**Problem**
In the material below, find every line with "Expedientes" and pull it out.

Data excerpts:
=======
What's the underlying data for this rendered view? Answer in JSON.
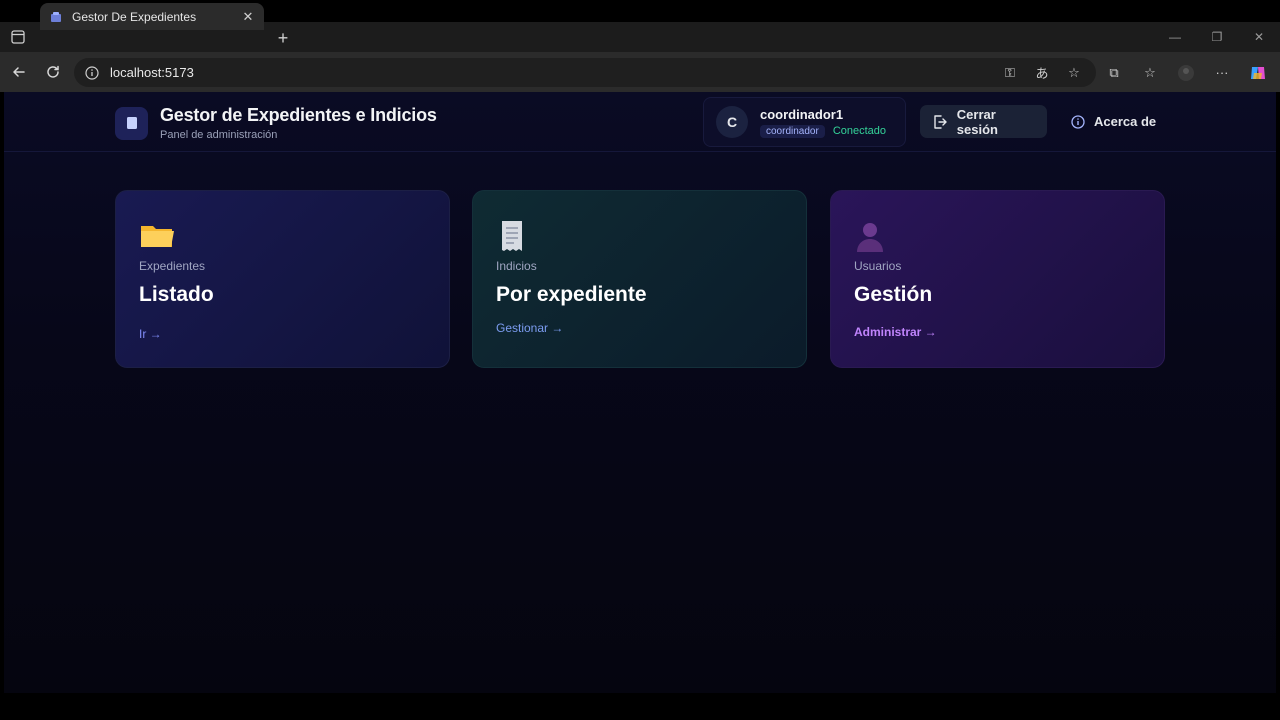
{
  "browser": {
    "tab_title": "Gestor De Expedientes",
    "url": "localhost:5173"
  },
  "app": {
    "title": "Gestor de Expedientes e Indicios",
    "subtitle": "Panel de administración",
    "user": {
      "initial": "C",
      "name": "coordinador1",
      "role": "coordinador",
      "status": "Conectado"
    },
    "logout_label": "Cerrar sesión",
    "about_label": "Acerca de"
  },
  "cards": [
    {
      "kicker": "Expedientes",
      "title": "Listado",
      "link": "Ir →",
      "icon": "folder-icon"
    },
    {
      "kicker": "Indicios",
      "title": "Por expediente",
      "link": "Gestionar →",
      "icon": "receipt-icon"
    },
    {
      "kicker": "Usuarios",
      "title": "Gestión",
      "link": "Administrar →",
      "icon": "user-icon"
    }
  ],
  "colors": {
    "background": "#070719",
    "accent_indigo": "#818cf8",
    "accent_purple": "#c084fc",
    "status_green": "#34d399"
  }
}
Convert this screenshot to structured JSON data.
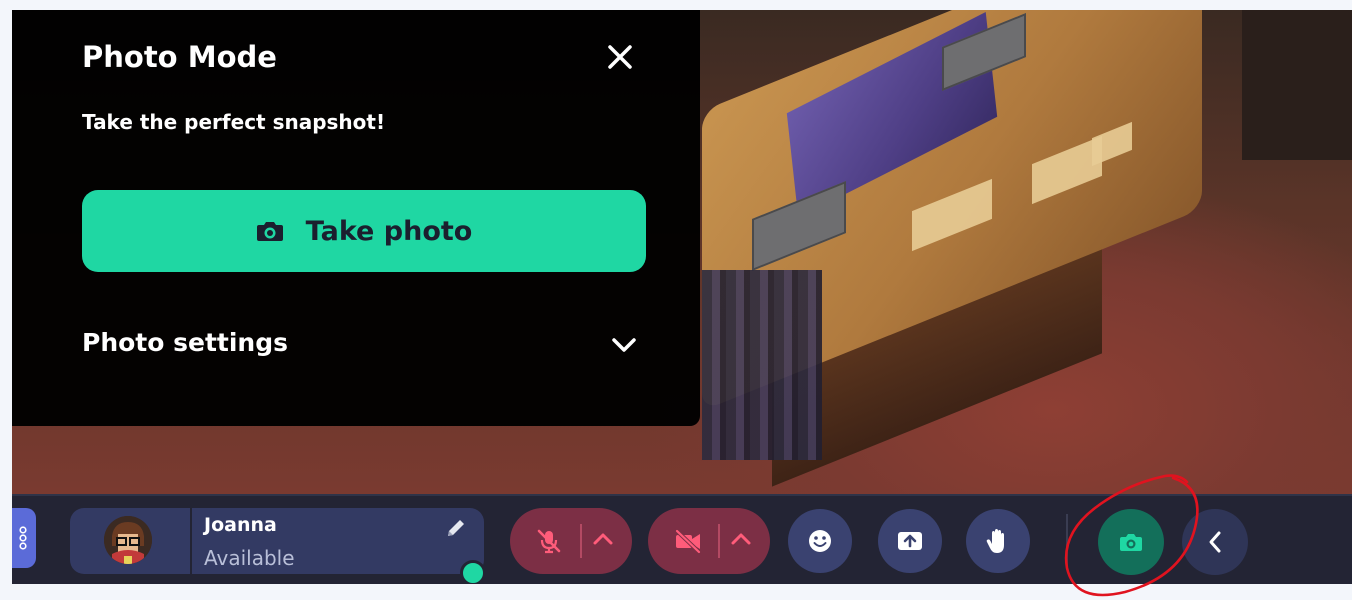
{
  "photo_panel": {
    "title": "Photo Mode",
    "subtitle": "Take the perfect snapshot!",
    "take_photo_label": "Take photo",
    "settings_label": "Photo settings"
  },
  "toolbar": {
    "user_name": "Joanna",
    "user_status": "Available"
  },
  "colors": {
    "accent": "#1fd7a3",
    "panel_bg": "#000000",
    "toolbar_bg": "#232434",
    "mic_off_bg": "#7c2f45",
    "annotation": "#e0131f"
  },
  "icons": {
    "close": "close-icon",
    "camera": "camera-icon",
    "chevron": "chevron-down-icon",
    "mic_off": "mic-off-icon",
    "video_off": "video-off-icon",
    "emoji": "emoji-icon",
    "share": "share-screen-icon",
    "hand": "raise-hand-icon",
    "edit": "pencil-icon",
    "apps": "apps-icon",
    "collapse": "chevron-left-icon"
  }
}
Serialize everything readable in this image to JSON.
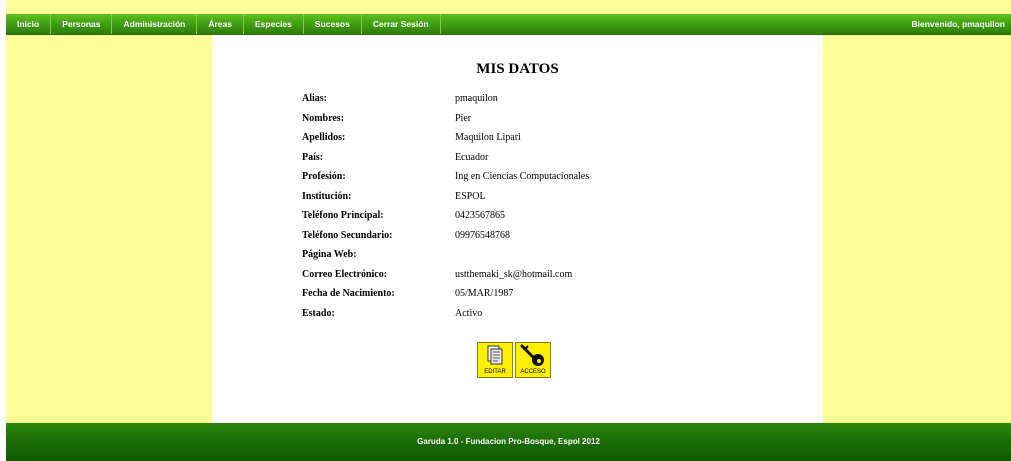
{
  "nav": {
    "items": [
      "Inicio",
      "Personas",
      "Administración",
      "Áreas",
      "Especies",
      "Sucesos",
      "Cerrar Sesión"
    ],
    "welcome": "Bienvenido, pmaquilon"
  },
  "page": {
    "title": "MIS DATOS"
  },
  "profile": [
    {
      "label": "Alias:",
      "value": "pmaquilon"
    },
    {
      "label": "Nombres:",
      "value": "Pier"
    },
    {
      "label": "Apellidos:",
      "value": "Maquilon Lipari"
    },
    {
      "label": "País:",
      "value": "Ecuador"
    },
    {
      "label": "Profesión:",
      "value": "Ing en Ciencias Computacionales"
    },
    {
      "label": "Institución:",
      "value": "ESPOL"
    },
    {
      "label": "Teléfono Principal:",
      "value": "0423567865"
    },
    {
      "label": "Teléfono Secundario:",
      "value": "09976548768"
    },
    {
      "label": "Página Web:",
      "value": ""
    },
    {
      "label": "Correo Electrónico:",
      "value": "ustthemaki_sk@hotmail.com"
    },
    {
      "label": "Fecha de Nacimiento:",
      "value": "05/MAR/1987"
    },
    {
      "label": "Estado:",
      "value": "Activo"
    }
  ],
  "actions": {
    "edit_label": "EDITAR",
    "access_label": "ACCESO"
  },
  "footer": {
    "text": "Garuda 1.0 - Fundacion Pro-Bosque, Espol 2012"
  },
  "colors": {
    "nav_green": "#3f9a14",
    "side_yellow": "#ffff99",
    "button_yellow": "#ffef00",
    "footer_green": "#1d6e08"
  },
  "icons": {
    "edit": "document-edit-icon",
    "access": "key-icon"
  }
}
=======
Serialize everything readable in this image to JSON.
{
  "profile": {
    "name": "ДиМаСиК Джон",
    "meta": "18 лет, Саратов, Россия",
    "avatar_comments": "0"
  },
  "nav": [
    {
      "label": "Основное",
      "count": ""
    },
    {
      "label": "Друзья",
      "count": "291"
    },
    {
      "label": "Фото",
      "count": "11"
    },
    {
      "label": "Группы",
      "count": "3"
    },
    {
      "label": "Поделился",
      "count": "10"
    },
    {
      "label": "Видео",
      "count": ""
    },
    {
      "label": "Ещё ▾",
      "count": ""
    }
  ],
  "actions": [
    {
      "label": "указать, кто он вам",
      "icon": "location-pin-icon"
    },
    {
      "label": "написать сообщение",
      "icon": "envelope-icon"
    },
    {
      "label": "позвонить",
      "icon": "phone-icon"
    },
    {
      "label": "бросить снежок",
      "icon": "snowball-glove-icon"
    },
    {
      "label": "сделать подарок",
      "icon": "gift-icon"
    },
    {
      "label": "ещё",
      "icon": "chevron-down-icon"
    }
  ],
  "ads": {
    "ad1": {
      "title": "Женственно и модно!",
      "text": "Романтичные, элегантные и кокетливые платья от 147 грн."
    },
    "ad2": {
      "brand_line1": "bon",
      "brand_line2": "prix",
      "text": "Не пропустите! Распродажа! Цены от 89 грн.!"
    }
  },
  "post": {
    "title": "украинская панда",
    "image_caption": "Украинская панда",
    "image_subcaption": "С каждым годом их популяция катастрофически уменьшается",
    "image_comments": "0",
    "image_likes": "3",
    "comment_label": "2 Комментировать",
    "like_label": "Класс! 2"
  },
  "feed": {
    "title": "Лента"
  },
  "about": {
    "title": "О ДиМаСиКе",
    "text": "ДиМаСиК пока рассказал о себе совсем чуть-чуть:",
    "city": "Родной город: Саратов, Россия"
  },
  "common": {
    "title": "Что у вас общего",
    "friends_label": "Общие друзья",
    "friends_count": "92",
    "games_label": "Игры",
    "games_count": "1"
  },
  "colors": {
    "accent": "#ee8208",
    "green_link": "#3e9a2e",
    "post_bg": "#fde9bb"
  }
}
=======
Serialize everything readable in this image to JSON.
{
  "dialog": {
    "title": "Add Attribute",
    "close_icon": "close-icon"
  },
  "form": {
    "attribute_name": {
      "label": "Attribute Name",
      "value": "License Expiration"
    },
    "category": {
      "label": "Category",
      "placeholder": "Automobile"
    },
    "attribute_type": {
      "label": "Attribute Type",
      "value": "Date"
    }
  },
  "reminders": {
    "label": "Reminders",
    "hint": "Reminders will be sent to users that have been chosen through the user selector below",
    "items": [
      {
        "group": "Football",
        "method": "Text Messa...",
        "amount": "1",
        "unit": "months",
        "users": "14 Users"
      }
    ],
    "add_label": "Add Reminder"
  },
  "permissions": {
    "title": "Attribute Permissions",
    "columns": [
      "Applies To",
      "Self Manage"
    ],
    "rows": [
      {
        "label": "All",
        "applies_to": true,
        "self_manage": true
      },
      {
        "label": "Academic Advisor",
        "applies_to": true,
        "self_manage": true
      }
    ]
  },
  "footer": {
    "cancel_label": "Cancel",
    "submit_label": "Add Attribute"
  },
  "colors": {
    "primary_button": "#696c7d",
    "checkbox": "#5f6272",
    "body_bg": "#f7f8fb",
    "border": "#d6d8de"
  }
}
=======
**Worked solution**
    "tab_title": "Gestor De Expedientes",
    "title": "Gestor de Expedientes e Indicios",
      "kicker": "Expedientes",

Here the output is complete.